→ Short task
Copy each of the entries below faithfully, setting aside any pictures.

→ Entries provided
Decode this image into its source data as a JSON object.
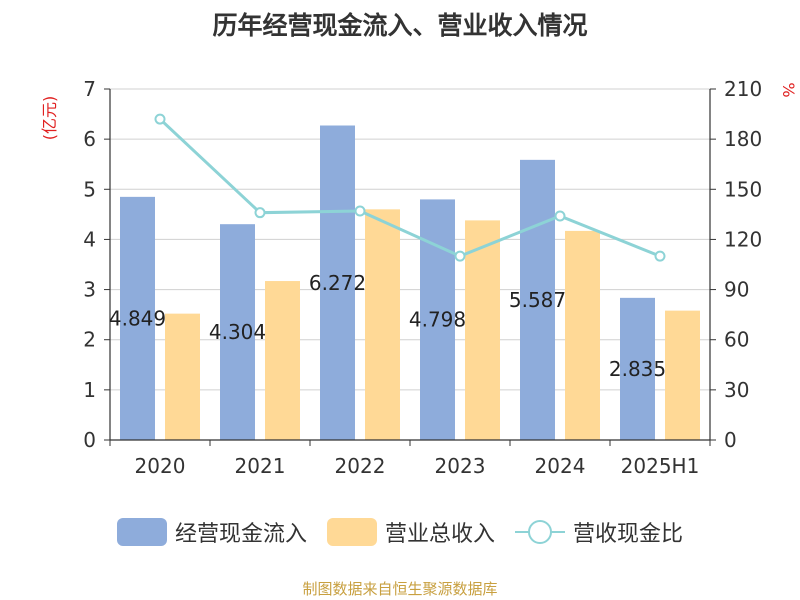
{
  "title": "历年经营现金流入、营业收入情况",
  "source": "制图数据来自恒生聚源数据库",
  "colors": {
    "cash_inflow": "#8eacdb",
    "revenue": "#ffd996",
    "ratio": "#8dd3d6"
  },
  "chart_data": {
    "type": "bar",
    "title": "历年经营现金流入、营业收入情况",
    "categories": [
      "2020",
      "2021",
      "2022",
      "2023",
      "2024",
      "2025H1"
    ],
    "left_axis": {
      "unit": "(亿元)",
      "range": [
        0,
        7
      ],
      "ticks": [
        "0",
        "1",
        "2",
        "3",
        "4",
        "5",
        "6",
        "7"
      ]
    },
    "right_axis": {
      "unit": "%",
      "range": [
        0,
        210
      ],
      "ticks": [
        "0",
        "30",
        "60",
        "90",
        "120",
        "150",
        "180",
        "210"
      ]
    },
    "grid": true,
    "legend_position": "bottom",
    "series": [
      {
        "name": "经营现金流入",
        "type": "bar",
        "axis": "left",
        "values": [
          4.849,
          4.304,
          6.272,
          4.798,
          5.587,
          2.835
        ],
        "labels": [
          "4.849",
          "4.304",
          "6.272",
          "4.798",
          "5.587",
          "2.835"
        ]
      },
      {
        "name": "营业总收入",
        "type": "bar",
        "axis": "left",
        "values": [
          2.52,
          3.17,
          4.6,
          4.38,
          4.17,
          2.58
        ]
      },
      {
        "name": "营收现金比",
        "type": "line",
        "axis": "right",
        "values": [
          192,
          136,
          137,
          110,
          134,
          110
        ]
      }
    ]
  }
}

→ Response
Decode this image into its source data as a JSON object.
{
  "title": "历年经营现金流入、营业收入情况",
  "source": "制图数据来自恒生聚源数据库",
  "colors": {
    "cash_inflow": "#8eacdb",
    "revenue": "#ffd996",
    "ratio": "#8dd3d6"
  },
  "chart_data": {
    "type": "bar",
    "title": "历年经营现金流入、营业收入情况",
    "categories": [
      "2020",
      "2021",
      "2022",
      "2023",
      "2024",
      "2025H1"
    ],
    "left_axis": {
      "unit": "(亿元)",
      "range": [
        0,
        7
      ],
      "ticks": [
        "0",
        "1",
        "2",
        "3",
        "4",
        "5",
        "6",
        "7"
      ]
    },
    "right_axis": {
      "unit": "%",
      "range": [
        0,
        210
      ],
      "ticks": [
        "0",
        "30",
        "60",
        "90",
        "120",
        "150",
        "180",
        "210"
      ]
    },
    "grid": true,
    "legend_position": "bottom",
    "series": [
      {
        "name": "经营现金流入",
        "type": "bar",
        "axis": "left",
        "values": [
          4.849,
          4.304,
          6.272,
          4.798,
          5.587,
          2.835
        ],
        "labels": [
          "4.849",
          "4.304",
          "6.272",
          "4.798",
          "5.587",
          "2.835"
        ]
      },
      {
        "name": "营业总收入",
        "type": "bar",
        "axis": "left",
        "values": [
          2.52,
          3.17,
          4.6,
          4.38,
          4.17,
          2.58
        ]
      },
      {
        "name": "营收现金比",
        "type": "line",
        "axis": "right",
        "values": [
          192,
          136,
          137,
          110,
          134,
          110
        ]
      }
    ]
  }
}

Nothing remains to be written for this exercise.